DOCUMENT TEXT:
-- start --

Top 10 College Football Playmakers for the 2026 Season

CFB Team
Admin
March 8, 2026

College football doesn't suffer from a talent shortage. What it suffers from is context collapse — too many players, too many programs, too much noise. So when we say Top 10 playmakers, we mean it the way a defensive coordinator means it: the guys you have to put a special card on. The ones who, if you don't account for them explicitly, will embarrass your scheme on national TV.

The Untouchable Tier

1. Jeremiah Smith, WR — Ohio State. Stop everything. Smith enters his junior year with 2,558 receiving yards and 27 touchdowns in two seasons — the most of anyone in the country over that span. Unanimous All-American in 2025. 87 catches, 1,243 yards, 12 TDs, and he still repeated as Big Ten Wide Receiver of the Year. At 6'3", 223 pounds with a 4.32 forty, PFF graded him above 85 against both man and zone coverage — the only receiver in the FBS to accomplish that. The Heisman race starts here. Everything else on this list is fighting for the second spot.

The Ones Who Proved It Last Year

2. Malachi Toney, WR — Miami. He was 17 years old when the season started. A true freshman who reclassified early, Toney led the FBS in receptions (109), set Miami's all-time single-season receiving record (1,211 yards), threw two touchdown passes, and posted 10 catches for 122 yards in the National Championship Game. He also returned 23 punts for 298 yards. At 5'10", he plays like he's allergic to being tackled. He's a sophomore now. That's the scary part.

3. Kewan Lacy, RB — Ole Miss. While Chambliss got the spotlight during the CFP run, Lacy was the engine the whole time — 1,567 yards and 24 touchdowns during the regular season. His 73-yard score against Clemson was the kind of run that announces a back to a national audience. He's got speed, physicality, and elite vision. Under Golding's new staff, Lacy is the entire offensive identity.

4. Duce Robinson, WR — Florida State. 6'6". 223 pounds. 19.3 yards per reception. FSU's first 1,000-yard receiver since 2019. Robinson put up 1,081 yards on just 56 catches — he wasn't running screens, he was winning downfield on contested balls that no corner is built to match. He was a Biletnikoff semifinalist as a captain on a 5-7 team. His ceiling on a healthier roster is a first-round conversation.

-- end --

SUPPLIED MATERIAL:
-- start --

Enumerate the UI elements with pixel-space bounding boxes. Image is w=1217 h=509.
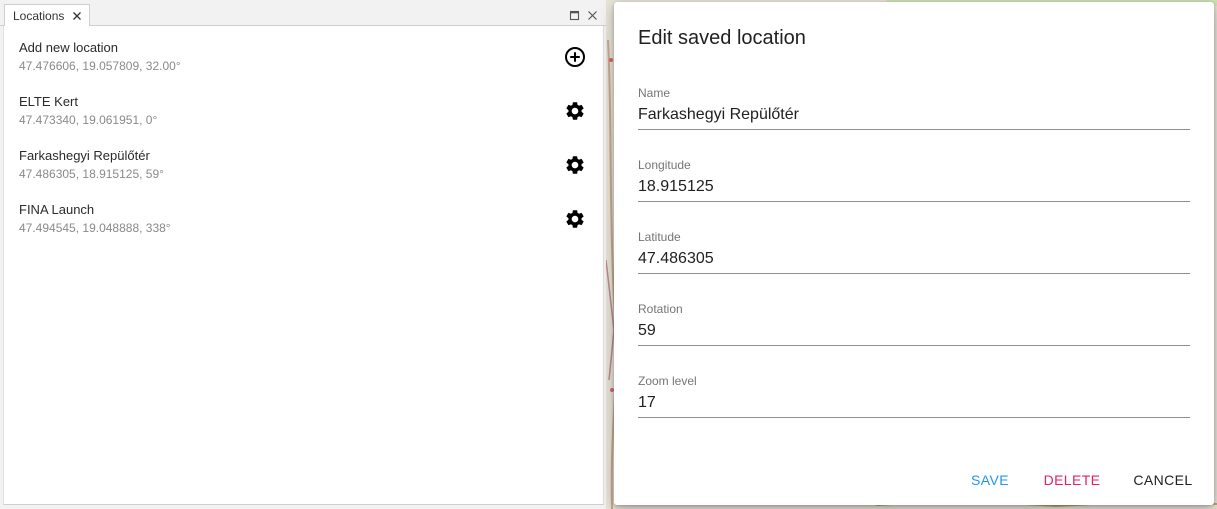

-- end --

WHAT YOU WILL DO:
a. In the college football playmakers article, give again the passage starting at "3. Kewan Lacy, RB" and ending at "a first-round conversation.".
b. According to the college football playmakers article, what does the list mean by "Top 10 playmakers"? Answer in one to three sentences.

SET OF ANSWERS:
a.
3. Kewan Lacy, RB — Ole Miss. While Chambliss got the spotlight during the CFP run, Lacy was the engine the whole time — 1,567 yards and 24 touchdowns during the regular season. His 73-yard score against Clemson was the kind of run that announces a back to a national audience. He's got speed, physicality, and elite vision. Under Golding's new staff, Lacy is the entire offensive identity.

4. Duce Robinson, WR — Florida State. 6'6". 223 pounds. 19.3 yards per reception. FSU's first 1,000-yard receiver since 2019. Robinson put up 1,081 yards on just 56 catches — he wasn't running screens, he was winning downfield on contested balls that no corner is built to match. He was a Biletnikoff semifinalist as a captain on a 5-7 team. His ceiling on a healthier roster is a first-round conversation.

b. It uses the term the way a defensive coordinator would: for the players who need a special card in the game plan. If a defense does not account for them explicitly, they will embarrass its scheme on national TV.